Dataset rows:

* BEGIN *

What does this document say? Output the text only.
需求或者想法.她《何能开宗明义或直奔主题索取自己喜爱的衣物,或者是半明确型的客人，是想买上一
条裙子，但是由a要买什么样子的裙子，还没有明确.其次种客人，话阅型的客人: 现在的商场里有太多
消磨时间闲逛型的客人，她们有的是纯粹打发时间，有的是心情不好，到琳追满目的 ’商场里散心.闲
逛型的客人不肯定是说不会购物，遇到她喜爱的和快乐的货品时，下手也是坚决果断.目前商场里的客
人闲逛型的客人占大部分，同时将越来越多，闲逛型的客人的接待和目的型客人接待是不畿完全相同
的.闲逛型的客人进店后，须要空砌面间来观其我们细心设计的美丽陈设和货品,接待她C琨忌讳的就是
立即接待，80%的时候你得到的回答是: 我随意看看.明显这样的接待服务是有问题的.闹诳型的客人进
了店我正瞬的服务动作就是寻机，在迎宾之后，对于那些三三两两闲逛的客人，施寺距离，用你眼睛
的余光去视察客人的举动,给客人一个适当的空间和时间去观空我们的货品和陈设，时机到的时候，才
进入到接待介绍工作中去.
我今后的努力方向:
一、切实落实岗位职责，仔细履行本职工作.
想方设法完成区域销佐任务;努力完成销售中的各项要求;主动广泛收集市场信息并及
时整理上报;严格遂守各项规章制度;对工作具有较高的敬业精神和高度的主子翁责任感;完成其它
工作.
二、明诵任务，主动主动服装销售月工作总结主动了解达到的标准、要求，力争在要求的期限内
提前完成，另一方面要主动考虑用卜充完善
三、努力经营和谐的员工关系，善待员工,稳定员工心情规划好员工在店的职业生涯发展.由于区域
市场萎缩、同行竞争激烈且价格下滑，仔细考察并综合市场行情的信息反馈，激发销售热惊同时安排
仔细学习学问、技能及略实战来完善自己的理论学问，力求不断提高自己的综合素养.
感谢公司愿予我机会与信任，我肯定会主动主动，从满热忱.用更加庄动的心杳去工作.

* END *

→ DIRECTIONS FOR THIS TASK
Extract every record. Keep wording exact.

→ OUTPUT
What does this document say? Output the text only.
需求或者想法.她《何能开宗明义或直奔主题索取自己喜爱的衣物,或者是半明确型的客人，是想买上一
条裙子，但是由a要买什么样子的裙子，还没有明确.其次种客人，话阅型的客人: 现在的商场里有太多
消磨时间闲逛型的客人，她们有的是纯粹打发时间，有的是心情不好，到琳追满目的 ’商场里散心.闲
逛型的客人不肯定是说不会购物，遇到她喜爱的和快乐的货品时，下手也是坚决果断.目前商场里的客
人闲逛型的客人占大部分，同时将越来越多，闲逛型的客人的接待和目的型客人接待是不畿完全相同
的.闲逛型的客人进店后，须要空砌面间来观其我们细心设计的美丽陈设和货品,接待她C琨忌讳的就是
立即接待，80%的时候你得到的回答是: 我随意看看.明显这样的接待服务是有问题的.闹诳型的客人进
了店我正瞬的服务动作就是寻机，在迎宾之后，对于那些三三两两闲逛的客人，施寺距离，用你眼睛
的余光去视察客人的举动,给客人一个适当的空间和时间去观空我们的货品和陈设，时机到的时候，才
进入到接待介绍工作中去.
我今后的努力方向:
一、切实落实岗位职责，仔细履行本职工作.
想方设法完成区域销佐任务;努力完成销售中的各项要求;主动广泛收集市场信息并及
时整理上报;严格遂守各项规章制度;对工作具有较高的敬业精神和高度的主子翁责任感;完成其它
工作.
二、明诵任务，主动主动服装销售月工作总结主动了解达到的标准、要求，力争在要求的期限内
提前完成，另一方面要主动考虑用卜充完善
三、努力经营和谐的员工关系，善待员工,稳定员工心情规划好员工在店的职业生涯发展.由于区域
市场萎缩、同行竞争激烈且价格下滑，仔细考察并综合市场行情的信息反馈，激发销售热惊同时安排
仔细学习学问、技能及略实战来完善自己的理论学问，力求不断提高自己的综合素养.
感谢公司愿予我机会与信任，我肯定会主动主动，从满热忱.用更加庄动的心杳去工作.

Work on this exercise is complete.